#### TASK MATERIAL ####

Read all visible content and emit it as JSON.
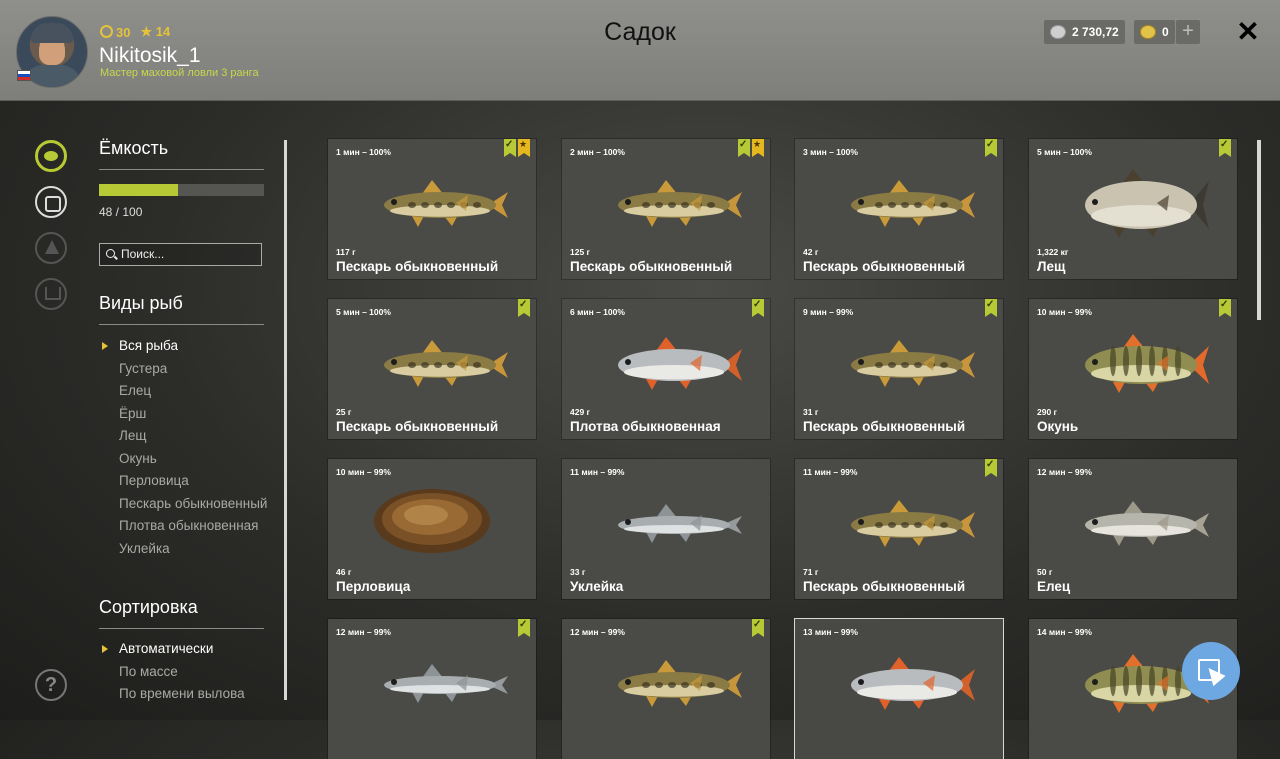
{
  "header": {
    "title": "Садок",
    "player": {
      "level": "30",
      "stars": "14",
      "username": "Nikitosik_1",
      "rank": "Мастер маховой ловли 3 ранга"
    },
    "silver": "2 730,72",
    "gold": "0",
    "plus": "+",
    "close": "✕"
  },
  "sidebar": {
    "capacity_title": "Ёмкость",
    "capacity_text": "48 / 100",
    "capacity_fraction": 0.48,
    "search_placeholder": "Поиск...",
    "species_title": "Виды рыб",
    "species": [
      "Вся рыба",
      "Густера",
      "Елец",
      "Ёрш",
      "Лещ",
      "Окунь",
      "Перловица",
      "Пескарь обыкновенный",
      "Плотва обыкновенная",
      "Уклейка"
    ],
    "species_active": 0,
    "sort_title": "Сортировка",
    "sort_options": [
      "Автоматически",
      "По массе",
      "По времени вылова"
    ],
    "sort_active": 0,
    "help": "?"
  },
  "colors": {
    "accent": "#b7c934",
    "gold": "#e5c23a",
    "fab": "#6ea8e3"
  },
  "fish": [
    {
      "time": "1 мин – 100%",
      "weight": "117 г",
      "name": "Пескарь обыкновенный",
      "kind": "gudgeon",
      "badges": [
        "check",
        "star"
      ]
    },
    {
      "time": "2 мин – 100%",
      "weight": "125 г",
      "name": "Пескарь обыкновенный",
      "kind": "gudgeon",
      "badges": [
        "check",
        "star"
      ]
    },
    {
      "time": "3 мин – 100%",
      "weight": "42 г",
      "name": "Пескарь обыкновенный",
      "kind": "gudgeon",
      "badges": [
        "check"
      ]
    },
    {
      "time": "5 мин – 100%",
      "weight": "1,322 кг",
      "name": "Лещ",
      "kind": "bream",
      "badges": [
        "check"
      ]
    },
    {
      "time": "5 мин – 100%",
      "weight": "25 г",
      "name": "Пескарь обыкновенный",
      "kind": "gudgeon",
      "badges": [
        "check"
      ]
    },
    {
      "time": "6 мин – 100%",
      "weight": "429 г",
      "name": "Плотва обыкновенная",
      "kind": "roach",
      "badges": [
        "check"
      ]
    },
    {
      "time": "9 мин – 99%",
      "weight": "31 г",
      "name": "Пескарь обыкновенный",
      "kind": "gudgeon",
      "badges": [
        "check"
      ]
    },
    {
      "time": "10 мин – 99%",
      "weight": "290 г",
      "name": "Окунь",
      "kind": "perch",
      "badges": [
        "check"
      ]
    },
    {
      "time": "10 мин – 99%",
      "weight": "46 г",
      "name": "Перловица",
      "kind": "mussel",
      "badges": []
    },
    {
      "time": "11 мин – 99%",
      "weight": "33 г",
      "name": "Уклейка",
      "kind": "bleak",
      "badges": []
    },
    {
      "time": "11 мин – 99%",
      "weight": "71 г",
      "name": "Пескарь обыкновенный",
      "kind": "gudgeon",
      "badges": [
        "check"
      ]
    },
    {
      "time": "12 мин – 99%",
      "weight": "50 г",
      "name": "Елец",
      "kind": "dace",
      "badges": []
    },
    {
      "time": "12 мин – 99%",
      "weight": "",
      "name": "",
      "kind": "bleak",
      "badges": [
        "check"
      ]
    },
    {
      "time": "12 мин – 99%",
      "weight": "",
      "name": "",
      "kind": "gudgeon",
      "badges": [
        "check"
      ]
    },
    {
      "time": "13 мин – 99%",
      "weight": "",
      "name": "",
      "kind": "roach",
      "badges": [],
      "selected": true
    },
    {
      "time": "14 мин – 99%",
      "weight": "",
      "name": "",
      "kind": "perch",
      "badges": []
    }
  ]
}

####

_TASK BRIEF:_ Repeat the material above in full and unchanged, minus its images.

_ANSWER IN FULL:_
Read all visible content and emit it as JSON.
{
  "header": {
    "title": "Садок",
    "player": {
      "level": "30",
      "stars": "14",
      "username": "Nikitosik_1",
      "rank": "Мастер маховой ловли 3 ранга"
    },
    "silver": "2 730,72",
    "gold": "0",
    "plus": "+",
    "close": "✕"
  },
  "sidebar": {
    "capacity_title": "Ёмкость",
    "capacity_text": "48 / 100",
    "capacity_fraction": 0.48,
    "search_placeholder": "Поиск...",
    "species_title": "Виды рыб",
    "species": [
      "Вся рыба",
      "Густера",
      "Елец",
      "Ёрш",
      "Лещ",
      "Окунь",
      "Перловица",
      "Пескарь обыкновенный",
      "Плотва обыкновенная",
      "Уклейка"
    ],
    "species_active": 0,
    "sort_title": "Сортировка",
    "sort_options": [
      "Автоматически",
      "По массе",
      "По времени вылова"
    ],
    "sort_active": 0,
    "help": "?"
  },
  "colors": {
    "accent": "#b7c934",
    "gold": "#e5c23a",
    "fab": "#6ea8e3"
  },
  "fish": [
    {
      "time": "1 мин – 100%",
      "weight": "117 г",
      "name": "Пескарь обыкновенный",
      "kind": "gudgeon",
      "badges": [
        "check",
        "star"
      ]
    },
    {
      "time": "2 мин – 100%",
      "weight": "125 г",
      "name": "Пескарь обыкновенный",
      "kind": "gudgeon",
      "badges": [
        "check",
        "star"
      ]
    },
    {
      "time": "3 мин – 100%",
      "weight": "42 г",
      "name": "Пескарь обыкновенный",
      "kind": "gudgeon",
      "badges": [
        "check"
      ]
    },
    {
      "time": "5 мин – 100%",
      "weight": "1,322 кг",
      "name": "Лещ",
      "kind": "bream",
      "badges": [
        "check"
      ]
    },
    {
      "time": "5 мин – 100%",
      "weight": "25 г",
      "name": "Пескарь обыкновенный",
      "kind": "gudgeon",
      "badges": [
        "check"
      ]
    },
    {
      "time": "6 мин – 100%",
      "weight": "429 г",
      "name": "Плотва обыкновенная",
      "kind": "roach",
      "badges": [
        "check"
      ]
    },
    {
      "time": "9 мин – 99%",
      "weight": "31 г",
      "name": "Пескарь обыкновенный",
      "kind": "gudgeon",
      "badges": [
        "check"
      ]
    },
    {
      "time": "10 мин – 99%",
      "weight": "290 г",
      "name": "Окунь",
      "kind": "perch",
      "badges": [
        "check"
      ]
    },
    {
      "time": "10 мин – 99%",
      "weight": "46 г",
      "name": "Перловица",
      "kind": "mussel",
      "badges": []
    },
    {
      "time": "11 мин – 99%",
      "weight": "33 г",
      "name": "Уклейка",
      "kind": "bleak",
      "badges": []
    },
    {
      "time": "11 мин – 99%",
      "weight": "71 г",
      "name": "Пескарь обыкновенный",
      "kind": "gudgeon",
      "badges": [
        "check"
      ]
    },
    {
      "time": "12 мин – 99%",
      "weight": "50 г",
      "name": "Елец",
      "kind": "dace",
      "badges": []
    },
    {
      "time": "12 мин – 99%",
      "weight": "",
      "name": "",
      "kind": "bleak",
      "badges": [
        "check"
      ]
    },
    {
      "time": "12 мин – 99%",
      "weight": "",
      "name": "",
      "kind": "gudgeon",
      "badges": [
        "check"
      ]
    },
    {
      "time": "13 мин – 99%",
      "weight": "",
      "name": "",
      "kind": "roach",
      "badges": [],
      "selected": true
    },
    {
      "time": "14 мин – 99%",
      "weight": "",
      "name": "",
      "kind": "perch",
      "badges": []
    }
  ]
}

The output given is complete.